**Given request:**
Determine how many lines in the data below contain "dextri" and write only that number.

═══

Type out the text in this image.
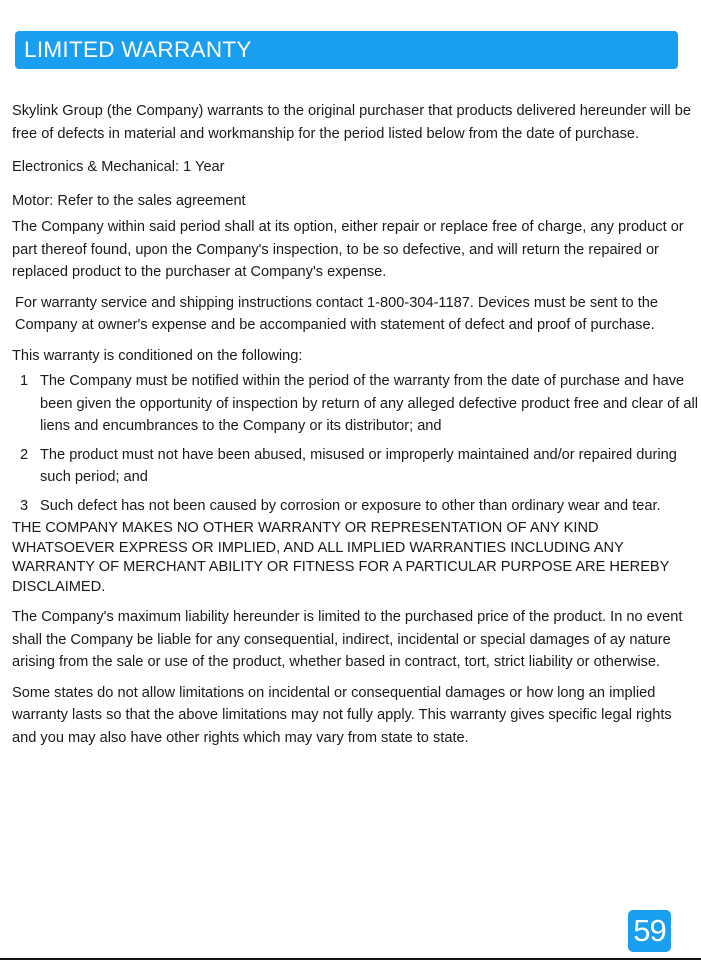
LIMITED WARRANTY

Skylink Group (the Company) warrants to the original purchaser that products delivered hereunder will be free of defects in material and workmanship for the period listed below from the date of purchase.

Electronics & Mechanical: 1 Year

Motor: Refer to the sales agreement

The Company within said period shall at its option, either repair or replace free of charge, any product or part thereof found, upon the Company's inspection, to be so defective, and will return the repaired or replaced product to the purchaser at Company's expense.

For warranty service and shipping instructions contact 1-800-304-1187. Devices must be sent to the Company at owner's expense and be accompanied with statement of defect and proof of purchase.

This warranty is conditioned on the following:

1 The Company must be notified within the period of the warranty from the date of purchase and have been given the opportunity of inspection by return of any alleged defective product free and clear of all liens and encumbrances to the Company or its distributor; and
2 The product must not have been abused, misused or improperly maintained and/or repaired during such period; and
3 Such defect has not been caused by corrosion or exposure to other than ordinary wear and tear.

THE COMPANY MAKES NO OTHER WARRANTY OR REPRESENTATION OF ANY KIND WHATSOEVER EXPRESS OR IMPLIED, AND ALL IMPLIED WARRANTIES INCLUDING ANY WARRANTY OF MERCHANT ABILITY OR FITNESS FOR A PARTICULAR PURPOSE ARE HEREBY DISCLAIMED.

The Company's maximum liability hereunder is limited to the purchased price of the product. In no event shall the Company be liable for any consequential, indirect, incidental or special damages of ay nature arising from the sale or use of the product, whether based in contract, tort, strict liability or otherwise.

Some states do not allow limitations on incidental or consequential damages or how long an implied warranty lasts so that the above limitations may not fully apply. This warranty gives specific legal rights and you may also have other rights which may vary from state to state.

59
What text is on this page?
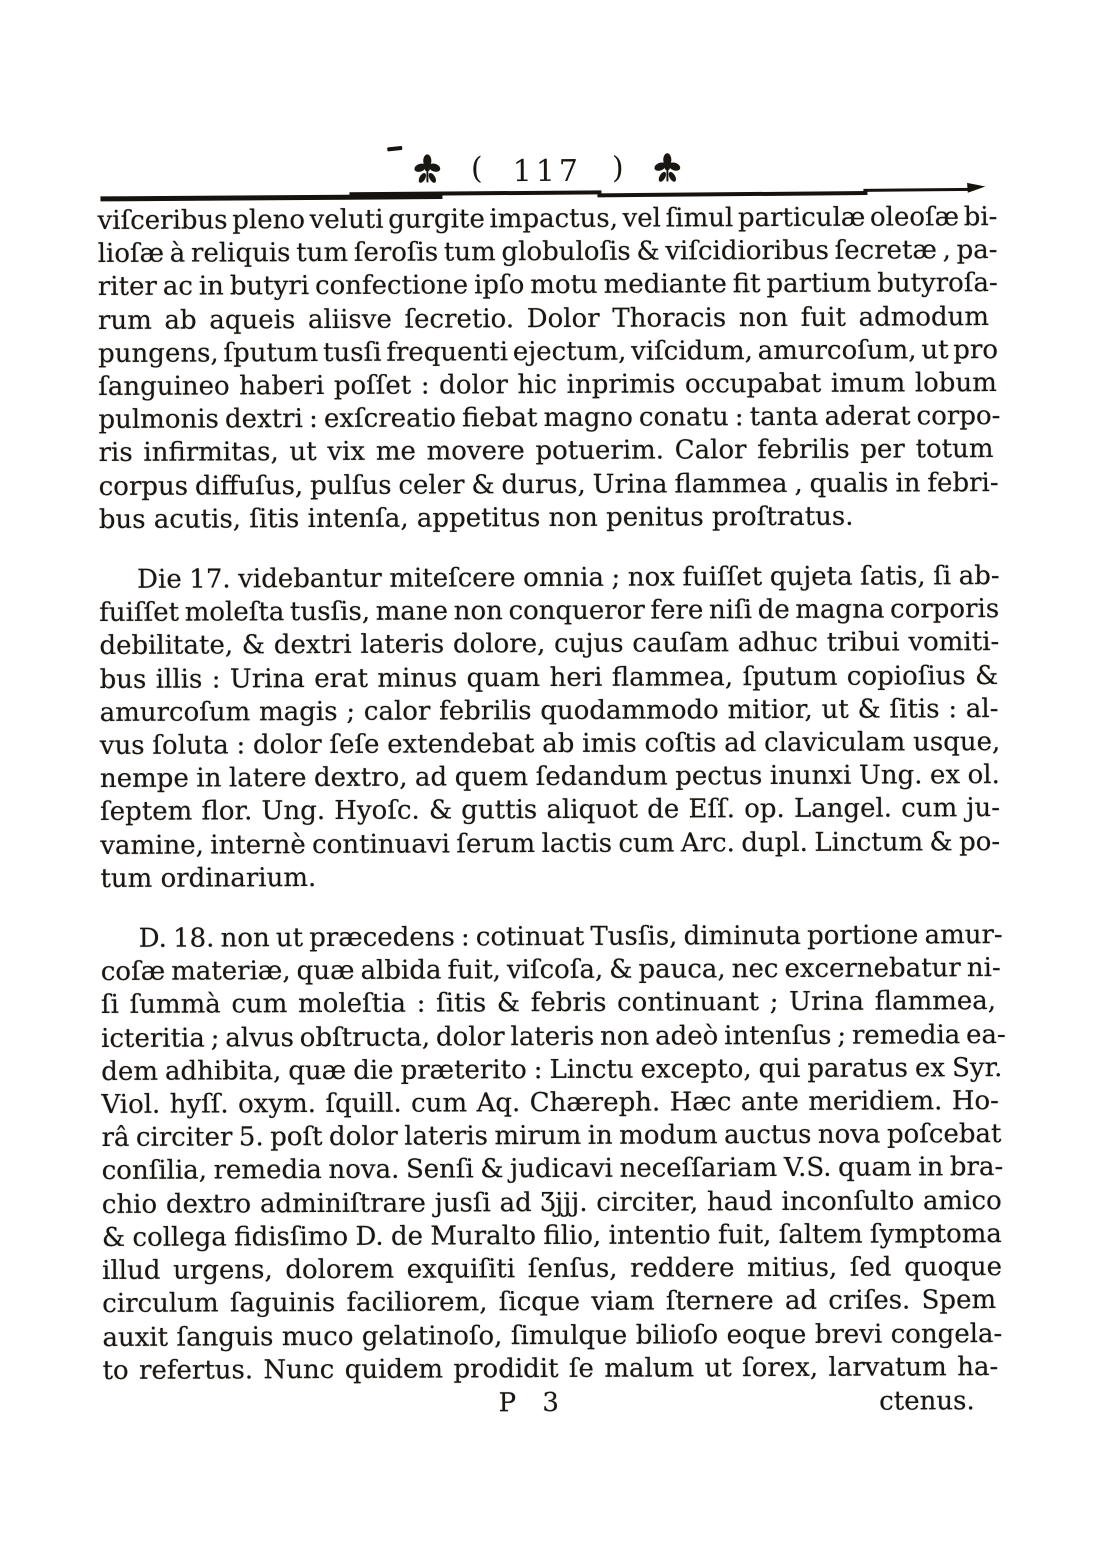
( 117 )
viſceribus pleno veluti gurgite impactus, vel ſimul particulæ oleoſæ bi-
lioſæ à reliquis tum ſeroſis tum globuloſis & viſcidioribus ſecretæ , pa-
riter ac in butyri confectione ipſo motu mediante fit partium butyroſa-
rum ab aqueis aliisve ſecretio. Dolor Thoracis non fuit admodum
pungens, ſputum tusſi frequenti ejectum, viſcidum, amurcoſum, ut pro
ſanguineo haberi poſſet : dolor hic inprimis occupabat imum lobum
pulmonis dextri : exſcreatio fiebat magno conatu : tanta aderat corpo-
ris infirmitas, ut vix me movere potuerim. Calor febrilis per totum
corpus diffuſus, pulſus celer & durus, Urina flammea , qualis in febri-
bus acutis, ſitis intenſa, appetitus non penitus proſtratus.
Die 17. videbantur miteſcere omnia ; nox fuiſſet qujeta ſatis, ſi ab-
fuiſſet moleſta tusſis, mane non conqueror fere niſi de magna corporis
debilitate, & dextri lateris dolore, cujus cauſam adhuc tribui vomiti-
bus illis : Urina erat minus quam heri flammea, ſputum copioſius &
amurcoſum magis ; calor febrilis quodammodo mitior, ut & ſitis : al-
vus ſoluta : dolor ſeſe extendebat ab imis coſtis ad claviculam usque,
nempe in latere dextro, ad quem ſedandum pectus inunxi Ung. ex ol.
ſeptem flor. Ung. Hyoſc. & guttis aliquot de Eſſ. op. Langel. cum ju-
vamine, internè continuavi ſerum lactis cum Arc. dupl. Linctum & po-
tum ordinarium.
D. 18. non ut præcedens : cotinuat Tusſis, diminuta portione amur-
coſæ materiæ, quæ albida fuit, viſcoſa, & pauca, nec excernebatur ni-
ſi ſummà cum moleſtia : ſitis & febris continuant ; Urina flammea,
icteritia ; alvus obſtructa, dolor lateris non adeò intenſus ; remedia ea-
dem adhibita, quæ die præterito : Linctu excepto, qui paratus ex Syr.
Viol. hyſſ. oxym. ſquill. cum Aq. Chæreph. Hæc ante meridiem. Ho-
râ circiter 5. poſt dolor lateris mirum in modum auctus nova poſcebat
conſilia, remedia nova. Senſi & judicavi neceſſariam V.S. quam in bra-
chio dextro adminiſtrare jusſi ad Ʒjjj. circiter, haud inconſulto amico
& collega fidisſimo D. de Muralto filio, intentio fuit, ſaltem ſymptoma
illud urgens, dolorem exquiſiti ſenſus, reddere mitius, ſed quoque
circulum ſaguinis faciliorem, ſicque viam ſternere ad criſes. Spem
auxit ſanguis muco gelatinoſo, ſimulque bilioſo eoque brevi congela-
to refertus. Nunc quidem prodidit ſe malum ut ſorex, larvatum ha-
P 3	ctenus.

═══

**Full response:**
2